Problem to solve →
Can you transcribe every record below exactly as it appears?

Record list →

#####

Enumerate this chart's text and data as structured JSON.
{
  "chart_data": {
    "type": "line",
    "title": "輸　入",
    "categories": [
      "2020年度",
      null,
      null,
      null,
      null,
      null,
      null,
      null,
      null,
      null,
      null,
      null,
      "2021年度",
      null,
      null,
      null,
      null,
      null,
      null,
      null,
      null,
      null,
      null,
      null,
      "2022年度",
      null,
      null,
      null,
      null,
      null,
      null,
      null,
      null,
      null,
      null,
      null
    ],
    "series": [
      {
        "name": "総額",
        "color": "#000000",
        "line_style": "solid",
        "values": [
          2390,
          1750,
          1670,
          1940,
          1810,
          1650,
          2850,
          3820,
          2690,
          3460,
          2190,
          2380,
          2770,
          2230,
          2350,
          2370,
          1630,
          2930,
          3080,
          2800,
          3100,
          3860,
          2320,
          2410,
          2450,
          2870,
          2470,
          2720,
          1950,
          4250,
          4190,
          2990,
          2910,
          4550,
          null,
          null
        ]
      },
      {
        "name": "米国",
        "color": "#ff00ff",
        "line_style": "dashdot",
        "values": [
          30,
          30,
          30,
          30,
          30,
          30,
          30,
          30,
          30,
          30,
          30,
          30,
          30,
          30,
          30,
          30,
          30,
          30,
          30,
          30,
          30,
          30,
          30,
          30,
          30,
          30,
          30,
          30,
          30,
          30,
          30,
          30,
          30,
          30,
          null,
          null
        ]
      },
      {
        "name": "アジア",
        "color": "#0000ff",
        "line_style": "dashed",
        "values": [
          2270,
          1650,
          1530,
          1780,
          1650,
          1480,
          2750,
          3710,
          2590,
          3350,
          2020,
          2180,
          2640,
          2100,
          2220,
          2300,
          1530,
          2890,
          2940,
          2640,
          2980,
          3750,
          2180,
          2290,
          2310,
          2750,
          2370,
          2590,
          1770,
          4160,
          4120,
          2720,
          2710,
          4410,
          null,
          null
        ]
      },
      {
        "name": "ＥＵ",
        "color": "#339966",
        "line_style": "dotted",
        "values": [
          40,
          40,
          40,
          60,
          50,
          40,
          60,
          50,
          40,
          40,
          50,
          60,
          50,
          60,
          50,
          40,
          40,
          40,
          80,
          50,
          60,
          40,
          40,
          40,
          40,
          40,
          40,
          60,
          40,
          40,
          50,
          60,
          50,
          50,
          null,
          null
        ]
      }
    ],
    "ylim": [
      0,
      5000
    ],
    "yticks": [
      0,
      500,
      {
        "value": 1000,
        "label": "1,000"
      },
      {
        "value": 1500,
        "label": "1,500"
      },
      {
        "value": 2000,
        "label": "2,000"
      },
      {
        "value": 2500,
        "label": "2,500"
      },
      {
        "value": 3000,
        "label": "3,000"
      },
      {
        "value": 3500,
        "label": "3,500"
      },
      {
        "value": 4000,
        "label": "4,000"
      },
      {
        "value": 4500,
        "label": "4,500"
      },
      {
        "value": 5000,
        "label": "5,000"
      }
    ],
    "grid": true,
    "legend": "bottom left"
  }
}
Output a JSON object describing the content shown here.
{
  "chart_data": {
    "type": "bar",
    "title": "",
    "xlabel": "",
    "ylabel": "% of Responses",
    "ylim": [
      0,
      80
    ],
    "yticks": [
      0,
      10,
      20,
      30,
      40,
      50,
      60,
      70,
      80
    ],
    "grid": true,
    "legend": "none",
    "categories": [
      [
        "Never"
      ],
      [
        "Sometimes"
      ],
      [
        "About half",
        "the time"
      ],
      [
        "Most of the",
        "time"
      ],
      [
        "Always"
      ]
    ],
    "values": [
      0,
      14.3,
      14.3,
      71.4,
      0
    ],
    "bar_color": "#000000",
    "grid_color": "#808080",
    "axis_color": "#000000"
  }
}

#####

Exercise solution →
Enumerate this chart's text and data as structured JSON.
{
  "chart_data": {
    "type": "line",
    "title": "輸　入",
    "categories": [
      "2020年度",
      null,
      null,
      null,
      null,
      null,
      null,
      null,
      null,
      null,
      null,
      null,
      "2021年度",
      null,
      null,
      null,
      null,
      null,
      null,
      null,
      null,
      null,
      null,
      null,
      "2022年度",
      null,
      null,
      null,
      null,
      null,
      null,
      null,
      null,
      null,
      null,
      null
    ],
    "series": [
      {
        "name": "総額",
        "color": "#000000",
        "line_style": "solid",
        "values": [
          2390,
          1750,
          1670,
          1940,
          1810,
          1650,
          2850,
          3820,
          2690,
          3460,
          2190,
          2380,
          2770,
          2230,
          2350,
          2370,
          1630,
          2930,
          3080,
          2800,
          3100,
          3860,
          2320,
          2410,
          2450,
          2870,
          2470,
          2720,
          1950,
          4250,
          4190,
          2990,
          2910,
          4550,
          null,
          null
        ]
      },
      {
        "name": "米国",
        "color": "#ff00ff",
        "line_style": "dashdot",
        "values": [
          30,
          30,
          30,
          30,
          30,
          30,
          30,
          30,
          30,
          30,
          30,
          30,
          30,
          30,
          30,
          30,
          30,
          30,
          30,
          30,
          30,
          30,
          30,
          30,
          30,
          30,
          30,
          30,
          30,
          30,
          30,
          30,
          30,
          30,
          null,
          null
        ]
      },
      {
        "name": "アジア",
        "color": "#0000ff",
        "line_style": "dashed",
        "values": [
          2270,
          1650,
          1530,
          1780,
          1650,
          1480,
          2750,
          3710,
          2590,
          3350,
          2020,
          2180,
          2640,
          2100,
          2220,
          2300,
          1530,
          2890,
          2940,
          2640,
          2980,
          3750,
          2180,
          2290,
          2310,
          2750,
          2370,
          2590,
          1770,
          4160,
          4120,
          2720,
          2710,
          4410,
          null,
          null
        ]
      },
      {
        "name": "ＥＵ",
        "color": "#339966",
        "line_style": "dotted",
        "values": [
          40,
          40,
          40,
          60,
          50,
          40,
          60,
          50,
          40,
          40,
          50,
          60,
          50,
          60,
          50,
          40,
          40,
          40,
          80,
          50,
          60,
          40,
          40,
          40,
          40,
          40,
          40,
          60,
          40,
          40,
          50,
          60,
          50,
          50,
          null,
          null
        ]
      }
    ],
    "ylim": [
      0,
      5000
    ],
    "yticks": [
      0,
      500,
      {
        "value": 1000,
        "label": "1,000"
      },
      {
        "value": 1500,
        "label": "1,500"
      },
      {
        "value": 2000,
        "label": "2,000"
      },
      {
        "value": 2500,
        "label": "2,500"
      },
      {
        "value": 3000,
        "label": "3,000"
      },
      {
        "value": 3500,
        "label": "3,500"
      },
      {
        "value": 4000,
        "label": "4,000"
      },
      {
        "value": 4500,
        "label": "4,500"
      },
      {
        "value": 5000,
        "label": "5,000"
      }
    ],
    "grid": true,
    "legend": "bottom left"
  }
}
Output a JSON object describing the content shown here.
{
  "chart_data": {
    "type": "bar",
    "title": "",
    "xlabel": "",
    "ylabel": "% of Responses",
    "ylim": [
      0,
      80
    ],
    "yticks": [
      0,
      10,
      20,
      30,
      40,
      50,
      60,
      70,
      80
    ],
    "grid": true,
    "legend": "none",
    "categories": [
      [
        "Never"
      ],
      [
        "Sometimes"
      ],
      [
        "About half",
        "the time"
      ],
      [
        "Most of the",
        "time"
      ],
      [
        "Always"
      ]
    ],
    "values": [
      0,
      14.3,
      14.3,
      71.4,
      0
    ],
    "bar_color": "#000000",
    "grid_color": "#808080",
    "axis_color": "#000000"
  }
}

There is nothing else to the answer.